[Data entries for graphics]
_____
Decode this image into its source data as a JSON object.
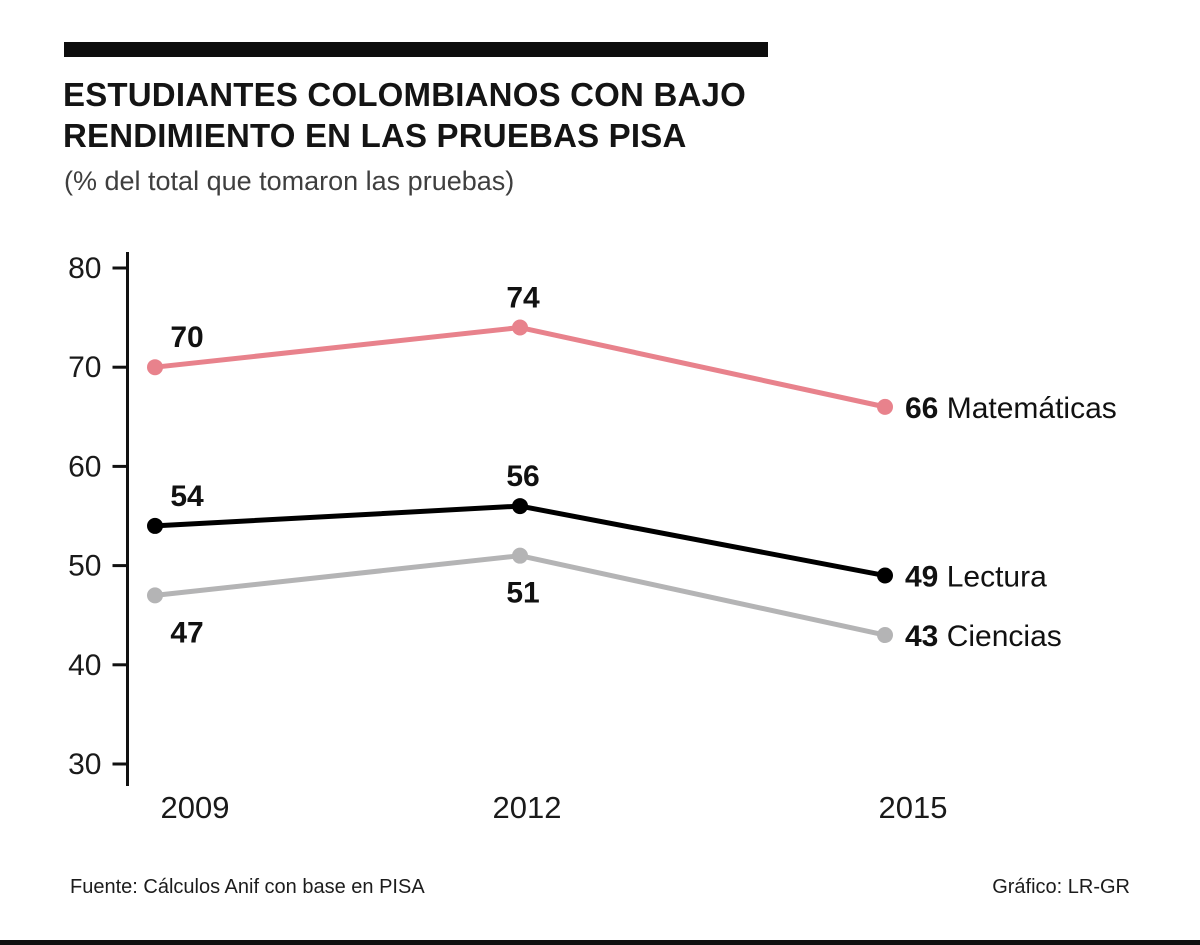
{
  "header": {
    "title_line1": "ESTUDIANTES COLOMBIANOS CON BAJO",
    "title_line2": "RENDIMIENTO EN LAS PRUEBAS PISA",
    "subtitle": "(% del total que tomaron las pruebas)"
  },
  "footer": {
    "source": "Fuente: Cálculos Anif con base en PISA",
    "credit": "Gráfico: LR-GR"
  },
  "chart_data": {
    "type": "line",
    "title": "Estudiantes colombianos con bajo rendimiento en las pruebas PISA",
    "subtitle": "(% del total que tomaron las pruebas)",
    "categories": [
      "2009",
      "2012",
      "2015"
    ],
    "series": [
      {
        "name": "Matemáticas",
        "values": [
          70,
          74,
          66
        ],
        "color": "#e8828c",
        "label_position": "above"
      },
      {
        "name": "Lectura",
        "values": [
          54,
          56,
          49
        ],
        "color": "#000000",
        "label_position": "above"
      },
      {
        "name": "Ciencias",
        "values": [
          47,
          51,
          43
        ],
        "color": "#b4b4b5",
        "label_position": "below"
      }
    ],
    "ylim": [
      30,
      80
    ],
    "yticks": [
      30,
      40,
      50,
      60,
      70,
      80
    ],
    "grid": false,
    "legend_position": "end-of-line",
    "axis_color": "#111111",
    "label_color": "#111111"
  }
}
_____
Tally the lines in the entries above that hold the word "tomaron". Reply with nothing but that count.

2